[Extracted records]
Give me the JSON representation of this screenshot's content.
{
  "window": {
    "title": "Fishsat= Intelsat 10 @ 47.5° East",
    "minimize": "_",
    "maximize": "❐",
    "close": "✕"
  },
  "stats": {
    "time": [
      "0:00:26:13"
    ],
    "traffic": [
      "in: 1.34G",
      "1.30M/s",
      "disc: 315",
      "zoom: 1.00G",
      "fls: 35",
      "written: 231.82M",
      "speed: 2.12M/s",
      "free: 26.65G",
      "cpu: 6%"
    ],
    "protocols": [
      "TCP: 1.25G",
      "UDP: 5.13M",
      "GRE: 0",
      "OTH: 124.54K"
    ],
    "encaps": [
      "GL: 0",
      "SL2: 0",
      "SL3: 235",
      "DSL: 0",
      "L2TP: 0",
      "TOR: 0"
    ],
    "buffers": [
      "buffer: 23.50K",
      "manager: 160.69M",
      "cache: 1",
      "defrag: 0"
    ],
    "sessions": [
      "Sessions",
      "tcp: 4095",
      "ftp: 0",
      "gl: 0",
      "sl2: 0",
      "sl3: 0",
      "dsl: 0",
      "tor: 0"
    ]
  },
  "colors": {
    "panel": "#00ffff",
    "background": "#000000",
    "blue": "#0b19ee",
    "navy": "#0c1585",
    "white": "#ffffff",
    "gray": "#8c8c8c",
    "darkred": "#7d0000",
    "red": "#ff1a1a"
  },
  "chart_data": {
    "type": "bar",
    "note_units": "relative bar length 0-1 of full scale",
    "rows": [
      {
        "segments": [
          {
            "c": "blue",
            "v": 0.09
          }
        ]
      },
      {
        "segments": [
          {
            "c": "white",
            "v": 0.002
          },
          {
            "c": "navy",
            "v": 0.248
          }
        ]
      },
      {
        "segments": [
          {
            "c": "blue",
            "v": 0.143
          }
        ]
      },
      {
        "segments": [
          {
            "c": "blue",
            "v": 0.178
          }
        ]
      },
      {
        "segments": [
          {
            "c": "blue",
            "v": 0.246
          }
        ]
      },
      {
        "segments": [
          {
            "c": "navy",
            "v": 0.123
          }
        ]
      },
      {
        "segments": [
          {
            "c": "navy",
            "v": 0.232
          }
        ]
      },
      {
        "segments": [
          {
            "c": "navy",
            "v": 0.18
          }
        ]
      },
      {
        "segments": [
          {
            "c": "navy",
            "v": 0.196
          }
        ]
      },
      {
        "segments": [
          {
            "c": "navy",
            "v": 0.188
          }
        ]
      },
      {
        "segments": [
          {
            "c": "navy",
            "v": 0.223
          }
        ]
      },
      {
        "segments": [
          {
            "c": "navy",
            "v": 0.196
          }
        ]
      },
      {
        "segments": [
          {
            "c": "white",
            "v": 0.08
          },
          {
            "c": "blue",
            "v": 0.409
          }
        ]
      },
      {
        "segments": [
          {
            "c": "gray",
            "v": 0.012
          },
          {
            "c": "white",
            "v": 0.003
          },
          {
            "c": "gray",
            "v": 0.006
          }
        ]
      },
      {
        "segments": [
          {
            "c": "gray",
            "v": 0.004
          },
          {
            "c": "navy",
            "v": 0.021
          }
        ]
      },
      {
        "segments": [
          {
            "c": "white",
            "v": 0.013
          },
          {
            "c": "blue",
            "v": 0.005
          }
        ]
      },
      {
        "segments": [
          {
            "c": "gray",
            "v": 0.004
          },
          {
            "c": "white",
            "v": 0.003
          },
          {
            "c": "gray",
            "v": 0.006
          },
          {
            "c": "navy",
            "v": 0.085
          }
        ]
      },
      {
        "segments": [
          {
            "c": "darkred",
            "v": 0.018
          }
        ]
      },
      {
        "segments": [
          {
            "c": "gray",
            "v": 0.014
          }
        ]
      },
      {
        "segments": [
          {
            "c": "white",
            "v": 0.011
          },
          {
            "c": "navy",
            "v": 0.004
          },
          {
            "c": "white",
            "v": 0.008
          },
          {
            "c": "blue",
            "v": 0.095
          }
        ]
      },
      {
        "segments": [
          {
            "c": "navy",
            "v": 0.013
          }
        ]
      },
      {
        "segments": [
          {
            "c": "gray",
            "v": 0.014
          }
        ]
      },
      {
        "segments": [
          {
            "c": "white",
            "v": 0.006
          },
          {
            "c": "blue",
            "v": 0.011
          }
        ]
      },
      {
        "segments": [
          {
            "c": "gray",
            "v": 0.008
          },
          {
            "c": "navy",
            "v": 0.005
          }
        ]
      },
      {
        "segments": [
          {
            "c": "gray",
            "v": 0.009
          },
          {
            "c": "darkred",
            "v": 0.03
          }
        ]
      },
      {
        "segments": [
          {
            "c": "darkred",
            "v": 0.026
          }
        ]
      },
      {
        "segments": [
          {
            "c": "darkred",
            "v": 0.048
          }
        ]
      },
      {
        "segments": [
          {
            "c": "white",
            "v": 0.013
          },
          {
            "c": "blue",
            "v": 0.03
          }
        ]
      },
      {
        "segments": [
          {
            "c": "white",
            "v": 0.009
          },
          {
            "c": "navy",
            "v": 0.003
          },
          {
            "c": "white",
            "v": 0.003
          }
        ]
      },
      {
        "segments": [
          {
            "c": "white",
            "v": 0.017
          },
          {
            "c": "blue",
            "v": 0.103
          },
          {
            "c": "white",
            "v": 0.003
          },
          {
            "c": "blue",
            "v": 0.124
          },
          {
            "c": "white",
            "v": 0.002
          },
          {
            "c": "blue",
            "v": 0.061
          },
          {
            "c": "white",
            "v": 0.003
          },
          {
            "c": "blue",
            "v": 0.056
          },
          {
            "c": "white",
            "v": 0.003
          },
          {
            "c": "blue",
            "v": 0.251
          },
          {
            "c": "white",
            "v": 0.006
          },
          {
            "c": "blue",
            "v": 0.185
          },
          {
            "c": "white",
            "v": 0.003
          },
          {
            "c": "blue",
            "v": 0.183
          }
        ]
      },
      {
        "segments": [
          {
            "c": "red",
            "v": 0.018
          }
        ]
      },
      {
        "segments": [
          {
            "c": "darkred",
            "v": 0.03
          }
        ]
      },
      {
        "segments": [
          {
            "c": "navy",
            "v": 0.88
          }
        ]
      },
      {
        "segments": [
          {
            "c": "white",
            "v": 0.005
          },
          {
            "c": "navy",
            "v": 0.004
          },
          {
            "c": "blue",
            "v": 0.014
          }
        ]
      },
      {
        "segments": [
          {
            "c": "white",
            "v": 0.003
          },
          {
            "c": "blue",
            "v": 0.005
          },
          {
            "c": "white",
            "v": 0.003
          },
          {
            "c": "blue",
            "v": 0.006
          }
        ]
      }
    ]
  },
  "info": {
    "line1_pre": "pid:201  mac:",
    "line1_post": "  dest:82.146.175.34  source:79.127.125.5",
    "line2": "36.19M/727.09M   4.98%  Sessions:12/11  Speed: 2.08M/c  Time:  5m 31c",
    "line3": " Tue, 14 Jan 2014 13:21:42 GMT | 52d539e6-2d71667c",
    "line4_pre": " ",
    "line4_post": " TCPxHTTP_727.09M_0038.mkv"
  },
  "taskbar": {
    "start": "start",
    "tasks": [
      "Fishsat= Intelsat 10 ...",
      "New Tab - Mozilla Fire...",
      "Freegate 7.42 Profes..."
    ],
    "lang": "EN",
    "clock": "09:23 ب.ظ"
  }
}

• Task to carry out
From the data above, count the lines where "Intelsat" occurs and give that figure and nothing else.

• Completed exercise
2